→ **Page extract**
►
In his first correspondence with the “church of God” at Corinth, the apostle Paul dives waist deep into the Corinthians marriage troubles. These were not typical marriage troubles—more like extreme marriage troubles, as in an extreme misunderstanding of what constituted holiness within a marriage.

Two overriding circumstances drive Paul’s teaching in 1 Corinthians 7—both are vital to understanding this text:

  • Apparently the Corinthians somehow had come to a conclusion that all sexual activity was immoral—even within marriage—that abstaining from sex even when married was the best choice to avoid defiling God’s temple, the body. This is what Paul first responds to (7:1—not to “touch” means not to engage in sex with), which provides the framework for the rest of the chapter.
  • “The present crisis.” It is crucial to realize that Paul’s answer to their marriage questions were framed by some type of urgent crisis—specific to that situation. The crisis is not identified for us. Some have speculated it could have been famine, persecution or some other challenging circumstance. Whatever it was, Paul makes clear it would be easier faced alone if at all possible. Perhaps if this crisis had not existed at that moment, his answers might have been different. There is no way for us to know, but this does have significance to unpacking this section of Scripture.

Moving into the text, it is vital to know how these two points inform and frame every bit of marriage theology Paul shares.

Enjoy the Marriage Bed (1-9)
◄
→ **Information given**
►
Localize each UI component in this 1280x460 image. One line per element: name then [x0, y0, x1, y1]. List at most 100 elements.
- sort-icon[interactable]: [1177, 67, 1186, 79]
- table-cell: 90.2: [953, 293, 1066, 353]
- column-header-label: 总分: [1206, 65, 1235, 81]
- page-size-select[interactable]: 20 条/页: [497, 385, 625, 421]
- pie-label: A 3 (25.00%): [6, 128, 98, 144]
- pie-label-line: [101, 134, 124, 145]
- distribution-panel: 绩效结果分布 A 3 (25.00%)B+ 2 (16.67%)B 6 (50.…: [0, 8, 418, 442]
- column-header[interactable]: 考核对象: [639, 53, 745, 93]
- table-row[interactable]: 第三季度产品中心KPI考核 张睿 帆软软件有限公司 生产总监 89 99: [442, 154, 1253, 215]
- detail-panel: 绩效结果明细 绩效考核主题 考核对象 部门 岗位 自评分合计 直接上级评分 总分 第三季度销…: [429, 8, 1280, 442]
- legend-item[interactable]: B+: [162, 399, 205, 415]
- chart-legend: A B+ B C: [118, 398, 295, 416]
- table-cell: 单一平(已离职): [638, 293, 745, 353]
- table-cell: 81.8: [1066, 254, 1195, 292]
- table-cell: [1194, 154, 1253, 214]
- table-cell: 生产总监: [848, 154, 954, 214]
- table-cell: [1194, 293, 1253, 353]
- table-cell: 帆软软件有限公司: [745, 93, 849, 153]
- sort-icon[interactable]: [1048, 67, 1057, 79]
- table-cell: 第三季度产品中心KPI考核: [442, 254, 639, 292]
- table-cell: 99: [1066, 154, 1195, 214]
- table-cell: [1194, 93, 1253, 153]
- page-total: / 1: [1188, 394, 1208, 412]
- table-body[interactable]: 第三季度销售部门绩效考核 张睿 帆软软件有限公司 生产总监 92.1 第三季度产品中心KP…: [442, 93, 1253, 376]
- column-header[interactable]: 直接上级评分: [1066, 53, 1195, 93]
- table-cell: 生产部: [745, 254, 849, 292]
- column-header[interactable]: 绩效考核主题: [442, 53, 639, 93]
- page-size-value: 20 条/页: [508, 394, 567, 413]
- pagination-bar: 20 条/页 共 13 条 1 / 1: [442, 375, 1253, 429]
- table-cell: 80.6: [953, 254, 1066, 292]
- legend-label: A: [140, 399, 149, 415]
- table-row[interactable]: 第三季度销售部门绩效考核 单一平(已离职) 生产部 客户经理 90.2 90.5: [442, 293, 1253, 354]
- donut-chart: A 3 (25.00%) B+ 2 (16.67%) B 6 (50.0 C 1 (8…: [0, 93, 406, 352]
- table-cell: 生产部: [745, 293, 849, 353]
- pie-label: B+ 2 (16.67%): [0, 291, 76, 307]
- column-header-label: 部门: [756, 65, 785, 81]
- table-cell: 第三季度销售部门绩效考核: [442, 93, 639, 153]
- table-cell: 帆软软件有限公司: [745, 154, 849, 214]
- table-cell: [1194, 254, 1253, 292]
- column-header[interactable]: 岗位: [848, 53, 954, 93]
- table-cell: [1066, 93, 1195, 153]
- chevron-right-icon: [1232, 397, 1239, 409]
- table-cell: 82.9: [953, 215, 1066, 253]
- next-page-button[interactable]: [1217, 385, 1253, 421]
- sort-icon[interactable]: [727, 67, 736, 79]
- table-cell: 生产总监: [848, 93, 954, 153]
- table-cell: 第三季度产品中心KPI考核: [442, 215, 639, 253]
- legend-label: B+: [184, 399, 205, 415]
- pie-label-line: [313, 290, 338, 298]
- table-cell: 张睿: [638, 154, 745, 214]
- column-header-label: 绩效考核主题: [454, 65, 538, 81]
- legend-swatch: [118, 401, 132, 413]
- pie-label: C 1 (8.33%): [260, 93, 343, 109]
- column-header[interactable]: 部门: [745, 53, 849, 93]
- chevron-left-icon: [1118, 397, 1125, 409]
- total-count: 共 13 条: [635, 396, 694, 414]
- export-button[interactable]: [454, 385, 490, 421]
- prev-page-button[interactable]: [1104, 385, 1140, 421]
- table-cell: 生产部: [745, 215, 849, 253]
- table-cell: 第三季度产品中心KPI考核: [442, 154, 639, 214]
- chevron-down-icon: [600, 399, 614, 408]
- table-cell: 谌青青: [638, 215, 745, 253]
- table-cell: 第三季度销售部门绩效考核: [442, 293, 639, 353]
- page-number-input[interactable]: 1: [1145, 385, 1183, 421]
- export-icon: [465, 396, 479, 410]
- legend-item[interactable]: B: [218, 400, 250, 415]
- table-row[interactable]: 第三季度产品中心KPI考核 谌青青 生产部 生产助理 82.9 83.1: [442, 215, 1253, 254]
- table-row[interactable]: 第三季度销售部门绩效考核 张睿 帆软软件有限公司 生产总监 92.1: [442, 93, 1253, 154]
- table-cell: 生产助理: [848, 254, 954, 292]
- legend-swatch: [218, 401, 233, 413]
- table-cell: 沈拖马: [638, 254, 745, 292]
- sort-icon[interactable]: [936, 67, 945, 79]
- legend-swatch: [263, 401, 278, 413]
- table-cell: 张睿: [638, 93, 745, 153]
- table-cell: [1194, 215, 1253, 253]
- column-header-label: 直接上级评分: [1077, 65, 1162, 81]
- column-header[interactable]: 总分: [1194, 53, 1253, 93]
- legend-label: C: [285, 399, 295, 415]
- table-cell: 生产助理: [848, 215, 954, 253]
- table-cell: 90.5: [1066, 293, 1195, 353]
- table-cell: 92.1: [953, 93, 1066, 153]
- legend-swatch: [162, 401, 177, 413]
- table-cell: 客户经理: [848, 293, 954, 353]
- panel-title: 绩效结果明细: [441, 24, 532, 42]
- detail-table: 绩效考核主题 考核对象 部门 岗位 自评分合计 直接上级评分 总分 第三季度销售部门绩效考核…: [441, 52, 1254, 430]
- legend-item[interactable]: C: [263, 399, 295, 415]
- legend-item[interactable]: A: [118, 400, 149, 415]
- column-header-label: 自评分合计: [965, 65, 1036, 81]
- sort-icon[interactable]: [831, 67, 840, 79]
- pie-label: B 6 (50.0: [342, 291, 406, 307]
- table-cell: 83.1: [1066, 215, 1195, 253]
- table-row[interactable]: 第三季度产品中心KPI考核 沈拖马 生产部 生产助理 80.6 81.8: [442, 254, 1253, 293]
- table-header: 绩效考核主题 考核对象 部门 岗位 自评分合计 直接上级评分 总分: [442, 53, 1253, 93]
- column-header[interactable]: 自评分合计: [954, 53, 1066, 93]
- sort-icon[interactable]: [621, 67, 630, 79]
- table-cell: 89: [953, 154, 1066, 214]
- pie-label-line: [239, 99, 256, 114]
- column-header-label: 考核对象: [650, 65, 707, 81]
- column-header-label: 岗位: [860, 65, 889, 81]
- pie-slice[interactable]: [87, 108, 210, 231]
◄
→ **What you will do**
1. From the passage on 1 Corinthians 7, print the section that begins at the words "Two overriding circumstances" and stops after the words "of the chapter.".
2. According to the passage on 1 Corinthians 7, what have some speculated "the present crisis" could have been?

→ **Expected responses**
1.
Two overriding circumstances drive Paul’s teaching in 1 Corinthians 7—both are vital to understanding this text:

  • Apparently the Corinthians somehow had come to a conclusion that all sexual activity was immoral—even within marriage—that abstaining from sex even when married was the best choice to avoid defiling God’s temple, the body. This is what Paul first responds to (7:1—not to “touch” means not to engage in sex with), which provides the framework for the rest of the chapter.

2. Famine, persecution or some other challenging circumstance.